▸ **EXERCISES**
[1] Set down the passage of the True Blue blog excerpt starting with "Also, if you" and going on through "hook me up.", word for word.
[2] Name every band mentioned in the True Blue blog excerpt.
[3] Continue the True Blue blog excerpt from the point where it ends.

▸ **ARTICLE**
########
Also, if you want to know read a bit more about True Blue, you can read the interview I did half a decade ago with former Repel Records boss and current runner of Reaper Records Patrick Kitzel on my old blog:

http://megalomaniacalsupernauts.blogspot.com/2006/05/saturday-may-13th-first-of-all-welcome.html

If anyone is sitting on other True Blue recordings or live stuff, feel free to get in touch with me and hook me up.


2 comments:

  1. Thank you for this excellent post! It brought back many great memories to me, because I can totally relate to your experiences.
    True Blue were far from popular at the time. I had bought the demo at a show in Germany; I think I still have a flyer ad for the tape, there is a tiger on it... I instantly loved the tape, since a year or so before I had gotten into the Icemen 7"s, which I had bought at a record store in Germany -solely based on the Cro-Mags connection-. Those 7"s from the late 80s/early 90s were completely new when i bought them and were just collecting dust in that record store, and I think that just goes to show how unpopular that style of HC was at the time. Anyway...I obviously loved the True Blue tape. I remember playing it very frequently at the time...and of course, the Mainstrike LP which also came out in the spring of 99, if I remember correctly.
########
▸ **DATASET CONTENT**
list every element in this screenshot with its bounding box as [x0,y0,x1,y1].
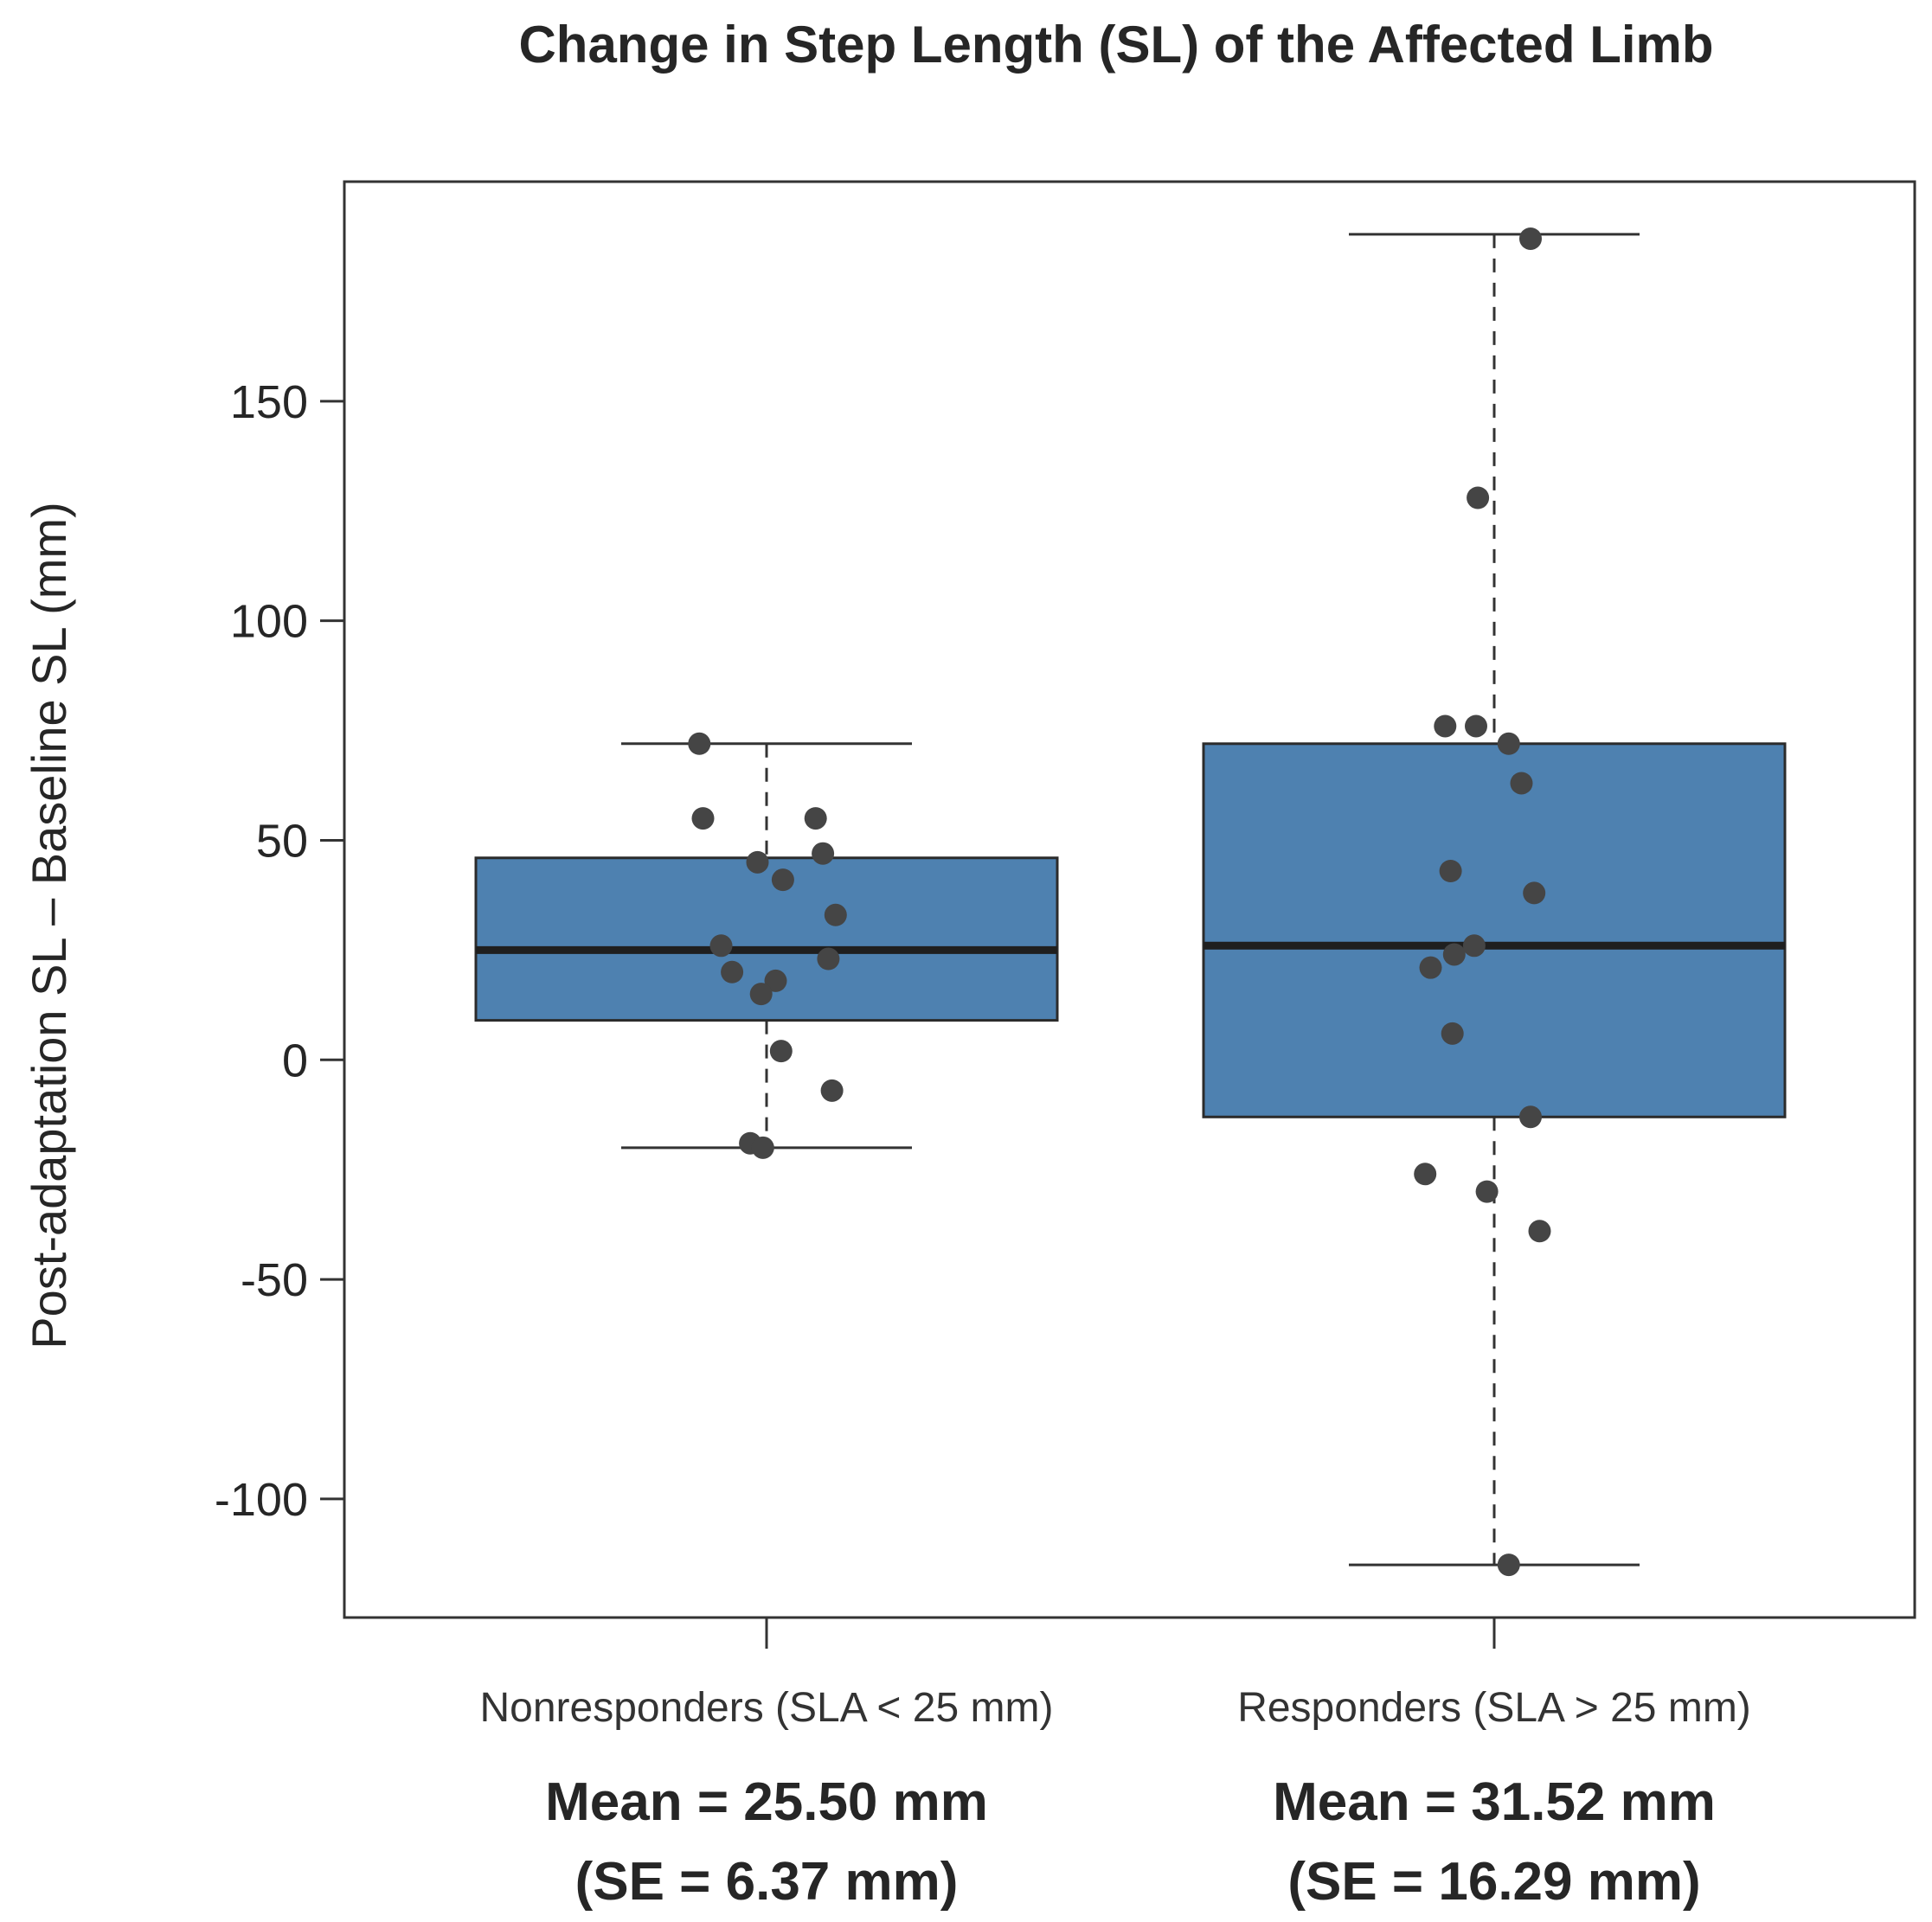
########
▸ **THE ANSWERS**
[1]
Also, if you want to know read a bit more about True Blue, you can read the interview I did half a decade ago with former Repel Records boss and current runner of Reaper Records Patrick Kitzel on my old blog:

http://megalomaniacalsupernauts.blogspot.com/2006/05/saturday-may-13th-first-of-all-welcome.html

If anyone is sitting on other True Blue recordings or live stuff, feel free to get in touch with me and hook me up.

[2] True Blue, Icemen, Cro-Mags, Mainstrike

[3]
    The Vort n Vis Festival in 1999 took indeed place in a somewhat odd location, and it was the last time I visited the festival. I don't remember all the bands. Mainstrike were at their peak. Ensign -whom everybody seems to have forgotten- played a crazy show with a huge circle pit. Bloodpact were originally not scheduled to play; I liked their set a lot at the time, they played a ManLiftingBanner cover, and I bought their split LP with Varsity. Not too sure, if I still like Bloodpact. Haven't listened to them in many years. As Friends Rust, Get Up kids, Mörser (?), Spirit 84(?) Liar, Arkangel, Reaching Forward and many other bands were playing, but most of those bands didn't leave much of an impression. H-street were indeed playing as well; they played this curious mix of rock n roll and youth crew. They were nice guys...not sure what they are up to nowadays.

    If I remember correctly, True Blue were not scheduled. They played in the early afternoon, and virtually less than a dozen people were moshing; there was a big empty space in front of the stage. I was also surprised to see a long-haired metal guy on stage. I kinda liked their set, but -as you rightly said- it would have been a killer show if it would have taken place a few years later. At the time, very few people cared.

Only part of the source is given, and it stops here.